● **WHAT IS BEING ASKED**
Print each line of the listing once more, precisely as given.

● **Collection entries**
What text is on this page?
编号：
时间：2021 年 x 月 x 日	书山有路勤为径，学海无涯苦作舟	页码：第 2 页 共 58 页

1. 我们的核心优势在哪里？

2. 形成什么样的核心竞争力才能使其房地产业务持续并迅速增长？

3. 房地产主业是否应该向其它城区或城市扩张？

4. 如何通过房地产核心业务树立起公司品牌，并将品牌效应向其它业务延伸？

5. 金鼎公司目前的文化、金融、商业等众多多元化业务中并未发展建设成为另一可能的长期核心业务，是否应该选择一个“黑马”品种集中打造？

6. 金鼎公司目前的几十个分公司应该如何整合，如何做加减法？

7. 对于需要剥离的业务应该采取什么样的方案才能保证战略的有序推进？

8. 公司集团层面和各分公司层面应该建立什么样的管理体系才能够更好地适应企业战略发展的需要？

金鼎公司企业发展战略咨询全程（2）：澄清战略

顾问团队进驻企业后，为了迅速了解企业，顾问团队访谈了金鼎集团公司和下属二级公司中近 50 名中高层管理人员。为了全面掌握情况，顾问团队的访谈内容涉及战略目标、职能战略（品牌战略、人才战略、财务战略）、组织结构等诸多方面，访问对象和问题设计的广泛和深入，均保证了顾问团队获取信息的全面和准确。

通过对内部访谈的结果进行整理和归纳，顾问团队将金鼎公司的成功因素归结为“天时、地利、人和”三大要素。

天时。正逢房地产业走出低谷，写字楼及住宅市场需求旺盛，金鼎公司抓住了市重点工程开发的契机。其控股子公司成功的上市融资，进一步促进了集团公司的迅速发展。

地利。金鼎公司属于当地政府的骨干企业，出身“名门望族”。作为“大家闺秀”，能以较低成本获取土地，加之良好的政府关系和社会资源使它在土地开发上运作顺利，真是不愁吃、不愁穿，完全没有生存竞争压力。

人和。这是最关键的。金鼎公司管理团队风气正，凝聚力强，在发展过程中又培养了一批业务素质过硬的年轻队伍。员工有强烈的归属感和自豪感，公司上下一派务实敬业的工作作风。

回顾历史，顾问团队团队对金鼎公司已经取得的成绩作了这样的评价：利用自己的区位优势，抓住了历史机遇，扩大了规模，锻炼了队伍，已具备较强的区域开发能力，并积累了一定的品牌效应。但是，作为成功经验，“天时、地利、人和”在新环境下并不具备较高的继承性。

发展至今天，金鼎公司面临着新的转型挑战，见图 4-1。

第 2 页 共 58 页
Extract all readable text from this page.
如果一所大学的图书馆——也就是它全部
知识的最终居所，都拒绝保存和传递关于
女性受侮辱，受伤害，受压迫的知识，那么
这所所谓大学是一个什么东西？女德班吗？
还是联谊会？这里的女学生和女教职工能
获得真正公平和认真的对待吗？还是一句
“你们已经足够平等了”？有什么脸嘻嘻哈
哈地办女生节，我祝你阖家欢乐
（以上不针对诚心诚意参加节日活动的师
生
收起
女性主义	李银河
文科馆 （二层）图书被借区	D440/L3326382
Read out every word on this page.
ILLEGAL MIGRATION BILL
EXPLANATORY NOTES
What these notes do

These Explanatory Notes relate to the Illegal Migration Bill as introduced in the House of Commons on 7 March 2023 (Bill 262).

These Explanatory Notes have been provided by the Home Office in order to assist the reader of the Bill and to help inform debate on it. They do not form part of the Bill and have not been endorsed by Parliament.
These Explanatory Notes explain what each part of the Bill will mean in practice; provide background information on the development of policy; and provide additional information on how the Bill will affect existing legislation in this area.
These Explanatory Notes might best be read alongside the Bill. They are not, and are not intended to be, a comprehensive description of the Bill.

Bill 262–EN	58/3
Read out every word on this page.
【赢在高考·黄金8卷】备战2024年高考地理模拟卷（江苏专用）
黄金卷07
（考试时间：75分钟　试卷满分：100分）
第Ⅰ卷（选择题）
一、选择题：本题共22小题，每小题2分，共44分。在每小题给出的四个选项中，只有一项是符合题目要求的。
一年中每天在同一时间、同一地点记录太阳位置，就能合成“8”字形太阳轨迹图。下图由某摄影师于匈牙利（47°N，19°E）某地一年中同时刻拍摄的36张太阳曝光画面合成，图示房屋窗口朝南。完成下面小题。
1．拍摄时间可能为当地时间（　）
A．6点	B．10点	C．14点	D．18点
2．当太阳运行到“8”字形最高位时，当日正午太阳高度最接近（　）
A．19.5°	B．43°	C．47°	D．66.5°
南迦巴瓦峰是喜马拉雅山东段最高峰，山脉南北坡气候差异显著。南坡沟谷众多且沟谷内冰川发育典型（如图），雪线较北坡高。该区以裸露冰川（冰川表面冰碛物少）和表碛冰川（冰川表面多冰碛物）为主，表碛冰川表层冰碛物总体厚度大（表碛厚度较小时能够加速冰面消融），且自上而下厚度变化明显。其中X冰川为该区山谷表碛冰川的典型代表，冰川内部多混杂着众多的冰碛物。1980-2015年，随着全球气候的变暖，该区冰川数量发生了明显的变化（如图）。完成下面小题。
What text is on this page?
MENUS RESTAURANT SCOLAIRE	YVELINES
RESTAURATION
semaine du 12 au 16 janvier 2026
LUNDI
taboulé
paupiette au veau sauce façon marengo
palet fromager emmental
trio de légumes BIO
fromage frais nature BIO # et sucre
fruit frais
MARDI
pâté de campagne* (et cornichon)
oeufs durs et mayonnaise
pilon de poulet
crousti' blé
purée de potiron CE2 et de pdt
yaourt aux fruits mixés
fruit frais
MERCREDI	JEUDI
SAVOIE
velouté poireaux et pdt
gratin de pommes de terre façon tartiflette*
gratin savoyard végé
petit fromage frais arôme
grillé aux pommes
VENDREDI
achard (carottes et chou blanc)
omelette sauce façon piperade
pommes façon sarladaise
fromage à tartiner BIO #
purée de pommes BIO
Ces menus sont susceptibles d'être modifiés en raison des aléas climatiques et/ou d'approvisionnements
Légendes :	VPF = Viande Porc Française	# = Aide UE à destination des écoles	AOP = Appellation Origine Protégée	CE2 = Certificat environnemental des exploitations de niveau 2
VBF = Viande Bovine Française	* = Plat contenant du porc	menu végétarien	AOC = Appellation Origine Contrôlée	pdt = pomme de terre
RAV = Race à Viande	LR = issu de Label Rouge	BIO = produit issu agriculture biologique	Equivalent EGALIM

● **EXERCISE RESULT**
What text is on this page?
编号：
时间：2021 年 x 月 x 日	书山有路勤为径，学海无涯苦作舟	页码：第 2 页 共 58 页

1. 我们的核心优势在哪里？

2. 形成什么样的核心竞争力才能使其房地产业务持续并迅速增长？

3. 房地产主业是否应该向其它城区或城市扩张？

4. 如何通过房地产核心业务树立起公司品牌，并将品牌效应向其它业务延伸？

5. 金鼎公司目前的文化、金融、商业等众多多元化业务中并未发展建设成为另一可能的长期核心业务，是否应该选择一个“黑马”品种集中打造？

6. 金鼎公司目前的几十个分公司应该如何整合，如何做加减法？

7. 对于需要剥离的业务应该采取什么样的方案才能保证战略的有序推进？

8. 公司集团层面和各分公司层面应该建立什么样的管理体系才能够更好地适应企业战略发展的需要？

金鼎公司企业发展战略咨询全程（2）：澄清战略

顾问团队进驻企业后，为了迅速了解企业，顾问团队访谈了金鼎集团公司和下属二级公司中近 50 名中高层管理人员。为了全面掌握情况，顾问团队的访谈内容涉及战略目标、职能战略（品牌战略、人才战略、财务战略）、组织结构等诸多方面，访问对象和问题设计的广泛和深入，均保证了顾问团队获取信息的全面和准确。

通过对内部访谈的结果进行整理和归纳，顾问团队将金鼎公司的成功因素归结为“天时、地利、人和”三大要素。

天时。正逢房地产业走出低谷，写字楼及住宅市场需求旺盛，金鼎公司抓住了市重点工程开发的契机。其控股子公司成功的上市融资，进一步促进了集团公司的迅速发展。

地利。金鼎公司属于当地政府的骨干企业，出身“名门望族”。作为“大家闺秀”，能以较低成本获取土地，加之良好的政府关系和社会资源使它在土地开发上运作顺利，真是不愁吃、不愁穿，完全没有生存竞争压力。

人和。这是最关键的。金鼎公司管理团队风气正，凝聚力强，在发展过程中又培养了一批业务素质过硬的年轻队伍。员工有强烈的归属感和自豪感，公司上下一派务实敬业的工作作风。

回顾历史，顾问团队团队对金鼎公司已经取得的成绩作了这样的评价：利用自己的区位优势，抓住了历史机遇，扩大了规模，锻炼了队伍，已具备较强的区域开发能力，并积累了一定的品牌效应。但是，作为成功经验，“天时、地利、人和”在新环境下并不具备较高的继承性。

发展至今天，金鼎公司面临着新的转型挑战，见图 4-1。

第 2 页 共 58 页
Extract all readable text from this page.
如果一所大学的图书馆——也就是它全部
知识的最终居所，都拒绝保存和传递关于
女性受侮辱，受伤害，受压迫的知识，那么
这所所谓大学是一个什么东西？女德班吗？
还是联谊会？这里的女学生和女教职工能
获得真正公平和认真的对待吗？还是一句
“你们已经足够平等了”？有什么脸嘻嘻哈
哈地办女生节，我祝你阖家欢乐
（以上不针对诚心诚意参加节日活动的师
生
收起
女性主义	李银河
文科馆 （二层）图书被借区	D440/L3326382
Read out every word on this page.
ILLEGAL MIGRATION BILL
EXPLANATORY NOTES
What these notes do

These Explanatory Notes relate to the Illegal Migration Bill as introduced in the House of Commons on 7 March 2023 (Bill 262).

These Explanatory Notes have been provided by the Home Office in order to assist the reader of the Bill and to help inform debate on it. They do not form part of the Bill and have not been endorsed by Parliament.
These Explanatory Notes explain what each part of the Bill will mean in practice; provide background information on the development of policy; and provide additional information on how the Bill will affect existing legislation in this area.
These Explanatory Notes might best be read alongside the Bill. They are not, and are not intended to be, a comprehensive description of the Bill.

Bill 262–EN	58/3
Read out every word on this page.
【赢在高考·黄金8卷】备战2024年高考地理模拟卷（江苏专用）
黄金卷07
（考试时间：75分钟　试卷满分：100分）
第Ⅰ卷（选择题）
一、选择题：本题共22小题，每小题2分，共44分。在每小题给出的四个选项中，只有一项是符合题目要求的。
一年中每天在同一时间、同一地点记录太阳位置，就能合成“8”字形太阳轨迹图。下图由某摄影师于匈牙利（47°N，19°E）某地一年中同时刻拍摄的36张太阳曝光画面合成，图示房屋窗口朝南。完成下面小题。
1．拍摄时间可能为当地时间（　）
A．6点	B．10点	C．14点	D．18点
2．当太阳运行到“8”字形最高位时，当日正午太阳高度最接近（　）
A．19.5°	B．43°	C．47°	D．66.5°
南迦巴瓦峰是喜马拉雅山东段最高峰，山脉南北坡气候差异显著。南坡沟谷众多且沟谷内冰川发育典型（如图），雪线较北坡高。该区以裸露冰川（冰川表面冰碛物少）和表碛冰川（冰川表面多冰碛物）为主，表碛冰川表层冰碛物总体厚度大（表碛厚度较小时能够加速冰面消融），且自上而下厚度变化明显。其中X冰川为该区山谷表碛冰川的典型代表，冰川内部多混杂着众多的冰碛物。1980-2015年，随着全球气候的变暖，该区冰川数量发生了明显的变化（如图）。完成下面小题。
What text is on this page?
MENUS RESTAURANT SCOLAIRE	YVELINES
RESTAURATION
semaine du 12 au 16 janvier 2026
LUNDI
taboulé
paupiette au veau sauce façon marengo
palet fromager emmental
trio de légumes BIO
fromage frais nature BIO # et sucre
fruit frais
MARDI
pâté de campagne* (et cornichon)
oeufs durs et mayonnaise
pilon de poulet
crousti' blé
purée de potiron CE2 et de pdt
yaourt aux fruits mixés
fruit frais
MERCREDI	JEUDI
SAVOIE
velouté poireaux et pdt
gratin de pommes de terre façon tartiflette*
gratin savoyard végé
petit fromage frais arôme
grillé aux pommes
VENDREDI
achard (carottes et chou blanc)
omelette sauce façon piperade
pommes façon sarladaise
fromage à tartiner BIO #
purée de pommes BIO
Ces menus sont susceptibles d'être modifiés en raison des aléas climatiques et/ou d'approvisionnements
Légendes :	VPF = Viande Porc Française	# = Aide UE à destination des écoles	AOP = Appellation Origine Protégée	CE2 = Certificat environnemental des exploitations de niveau 2
VBF = Viande Bovine Française	* = Plat contenant du porc	menu végétarien	AOC = Appellation Origine Contrôlée	pdt = pomme de terre
RAV = Race à Viande	LR = issu de Label Rouge	BIO = produit issu agriculture biologique	Equivalent EGALIM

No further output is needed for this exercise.